◆ WHAT IS ASKED ◆
Count the lines in the records below that contain the string "tick", and reply with only that number.

>>>

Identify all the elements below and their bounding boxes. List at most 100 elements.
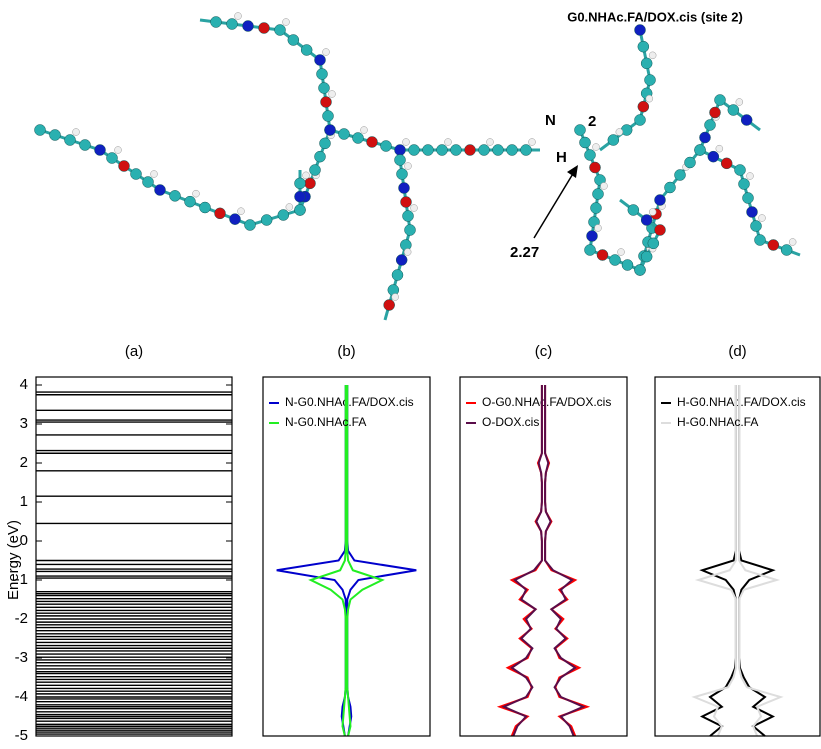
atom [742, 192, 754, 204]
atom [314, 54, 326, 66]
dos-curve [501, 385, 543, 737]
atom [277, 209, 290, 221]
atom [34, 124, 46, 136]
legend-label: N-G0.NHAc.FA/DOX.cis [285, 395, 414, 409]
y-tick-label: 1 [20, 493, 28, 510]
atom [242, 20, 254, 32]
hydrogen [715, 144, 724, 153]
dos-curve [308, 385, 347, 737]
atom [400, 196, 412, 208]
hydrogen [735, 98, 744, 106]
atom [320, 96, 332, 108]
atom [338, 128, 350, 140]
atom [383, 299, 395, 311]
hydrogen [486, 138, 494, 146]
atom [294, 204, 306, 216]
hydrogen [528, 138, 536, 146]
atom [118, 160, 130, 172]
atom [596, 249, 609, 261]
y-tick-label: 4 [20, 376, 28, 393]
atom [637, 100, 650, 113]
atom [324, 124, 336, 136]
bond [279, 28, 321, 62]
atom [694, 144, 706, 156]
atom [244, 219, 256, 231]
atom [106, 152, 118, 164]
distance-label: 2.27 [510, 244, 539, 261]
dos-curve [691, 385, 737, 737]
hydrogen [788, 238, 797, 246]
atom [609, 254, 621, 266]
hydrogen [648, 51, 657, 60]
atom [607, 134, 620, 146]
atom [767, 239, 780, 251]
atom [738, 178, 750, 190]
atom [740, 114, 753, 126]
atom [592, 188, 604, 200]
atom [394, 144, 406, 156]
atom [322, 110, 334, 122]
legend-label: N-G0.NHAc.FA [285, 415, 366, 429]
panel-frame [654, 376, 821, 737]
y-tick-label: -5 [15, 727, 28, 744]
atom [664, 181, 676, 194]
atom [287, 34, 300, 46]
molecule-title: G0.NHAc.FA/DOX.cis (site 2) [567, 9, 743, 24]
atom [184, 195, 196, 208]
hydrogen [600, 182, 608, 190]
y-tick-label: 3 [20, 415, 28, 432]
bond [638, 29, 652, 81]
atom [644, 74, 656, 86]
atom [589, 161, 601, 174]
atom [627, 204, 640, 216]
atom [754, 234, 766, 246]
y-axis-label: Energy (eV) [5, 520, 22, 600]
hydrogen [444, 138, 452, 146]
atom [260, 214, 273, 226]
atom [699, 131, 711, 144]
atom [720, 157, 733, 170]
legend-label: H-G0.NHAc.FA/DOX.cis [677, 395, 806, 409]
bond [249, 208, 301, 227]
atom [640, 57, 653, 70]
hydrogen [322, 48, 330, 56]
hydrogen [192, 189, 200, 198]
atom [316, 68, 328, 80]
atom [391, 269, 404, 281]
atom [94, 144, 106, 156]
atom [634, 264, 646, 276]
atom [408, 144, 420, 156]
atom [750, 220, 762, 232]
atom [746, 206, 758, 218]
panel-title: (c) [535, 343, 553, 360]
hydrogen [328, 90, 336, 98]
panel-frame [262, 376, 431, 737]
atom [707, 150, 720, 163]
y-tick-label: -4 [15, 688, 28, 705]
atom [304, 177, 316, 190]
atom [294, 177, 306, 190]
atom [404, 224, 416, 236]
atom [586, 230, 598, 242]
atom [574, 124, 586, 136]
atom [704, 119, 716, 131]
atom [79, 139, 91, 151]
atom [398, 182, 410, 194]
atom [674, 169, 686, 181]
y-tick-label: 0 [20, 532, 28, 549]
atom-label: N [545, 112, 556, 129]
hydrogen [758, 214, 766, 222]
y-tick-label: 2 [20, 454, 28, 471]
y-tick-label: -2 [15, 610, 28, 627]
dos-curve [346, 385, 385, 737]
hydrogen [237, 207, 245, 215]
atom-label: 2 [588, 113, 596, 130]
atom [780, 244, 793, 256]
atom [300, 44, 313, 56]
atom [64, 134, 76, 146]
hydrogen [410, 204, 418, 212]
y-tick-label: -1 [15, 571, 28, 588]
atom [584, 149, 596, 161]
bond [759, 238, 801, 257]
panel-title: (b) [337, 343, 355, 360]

<<<

◆ FINAL RESULT ◆
9